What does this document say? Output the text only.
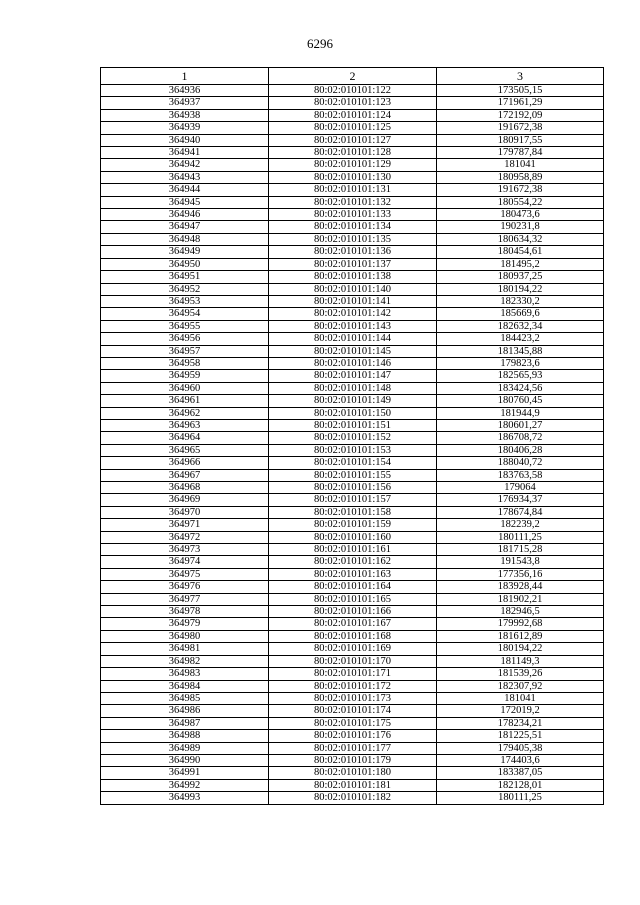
6296
1	2	3
364936	80:02:010101:122	173505,15
364937	80:02:010101:123	171961,29
364938	80:02:010101:124	172192,09
364939	80:02:010101:125	191672,38
364940	80:02:010101:127	180917,55
364941	80:02:010101:128	179787,84
364942	80:02:010101:129	181041
364943	80:02:010101:130	180958,89
364944	80:02:010101:131	191672,38
364945	80:02:010101:132	180554,22
364946	80:02:010101:133	180473,6
364947	80:02:010101:134	190231,8
364948	80:02:010101:135	180634,32
364949	80:02:010101:136	180454,61
364950	80:02:010101:137	181495,2
364951	80:02:010101:138	180937,25
364952	80:02:010101:140	180194,22
364953	80:02:010101:141	182330,2
364954	80:02:010101:142	185669,6
364955	80:02:010101:143	182632,34
364956	80:02:010101:144	184423,2
364957	80:02:010101:145	181345,88
364958	80:02:010101:146	179823,6
364959	80:02:010101:147	182565,93
364960	80:02:010101:148	183424,56
364961	80:02:010101:149	180760,45
364962	80:02:010101:150	181944,9
364963	80:02:010101:151	180601,27
364964	80:02:010101:152	186708,72
364965	80:02:010101:153	180406,28
364966	80:02:010101:154	188040,72
364967	80:02:010101:155	183763,58
364968	80:02:010101:156	179064
364969	80:02:010101:157	176934,37
364970	80:02:010101:158	178674,84
364971	80:02:010101:159	182239,2
364972	80:02:010101:160	180111,25
364973	80:02:010101:161	181715,28
364974	80:02:010101:162	191543,8
364975	80:02:010101:163	177356,16
364976	80:02:010101:164	183928,44
364977	80:02:010101:165	181902,21
364978	80:02:010101:166	182946,5
364979	80:02:010101:167	179992,68
364980	80:02:010101:168	181612,89
364981	80:02:010101:169	180194,22
364982	80:02:010101:170	181149,3
364983	80:02:010101:171	181539,26
364984	80:02:010101:172	182307,92
364985	80:02:010101:173	181041
364986	80:02:010101:174	172019,2
364987	80:02:010101:175	178234,21
364988	80:02:010101:176	181225,51
364989	80:02:010101:177	179405,38
364990	80:02:010101:179	174403,6
364991	80:02:010101:180	183387,05
364992	80:02:010101:181	182128,01
364993	80:02:010101:182	180111,25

Challenge
Transcribe all of the records above character for character. Exclude the pictures.

Response below
What does this document say? Output the text only.
6296
1	2	3
364936	80:02:010101:122	173505,15
364937	80:02:010101:123	171961,29
364938	80:02:010101:124	172192,09
364939	80:02:010101:125	191672,38
364940	80:02:010101:127	180917,55
364941	80:02:010101:128	179787,84
364942	80:02:010101:129	181041
364943	80:02:010101:130	180958,89
364944	80:02:010101:131	191672,38
364945	80:02:010101:132	180554,22
364946	80:02:010101:133	180473,6
364947	80:02:010101:134	190231,8
364948	80:02:010101:135	180634,32
364949	80:02:010101:136	180454,61
364950	80:02:010101:137	181495,2
364951	80:02:010101:138	180937,25
364952	80:02:010101:140	180194,22
364953	80:02:010101:141	182330,2
364954	80:02:010101:142	185669,6
364955	80:02:010101:143	182632,34
364956	80:02:010101:144	184423,2
364957	80:02:010101:145	181345,88
364958	80:02:010101:146	179823,6
364959	80:02:010101:147	182565,93
364960	80:02:010101:148	183424,56
364961	80:02:010101:149	180760,45
364962	80:02:010101:150	181944,9
364963	80:02:010101:151	180601,27
364964	80:02:010101:152	186708,72
364965	80:02:010101:153	180406,28
364966	80:02:010101:154	188040,72
364967	80:02:010101:155	183763,58
364968	80:02:010101:156	179064
364969	80:02:010101:157	176934,37
364970	80:02:010101:158	178674,84
364971	80:02:010101:159	182239,2
364972	80:02:010101:160	180111,25
364973	80:02:010101:161	181715,28
364974	80:02:010101:162	191543,8
364975	80:02:010101:163	177356,16
364976	80:02:010101:164	183928,44
364977	80:02:010101:165	181902,21
364978	80:02:010101:166	182946,5
364979	80:02:010101:167	179992,68
364980	80:02:010101:168	181612,89
364981	80:02:010101:169	180194,22
364982	80:02:010101:170	181149,3
364983	80:02:010101:171	181539,26
364984	80:02:010101:172	182307,92
364985	80:02:010101:173	181041
364986	80:02:010101:174	172019,2
364987	80:02:010101:175	178234,21
364988	80:02:010101:176	181225,51
364989	80:02:010101:177	179405,38
364990	80:02:010101:179	174403,6
364991	80:02:010101:180	183387,05
364992	80:02:010101:181	182128,01
364993	80:02:010101:182	180111,25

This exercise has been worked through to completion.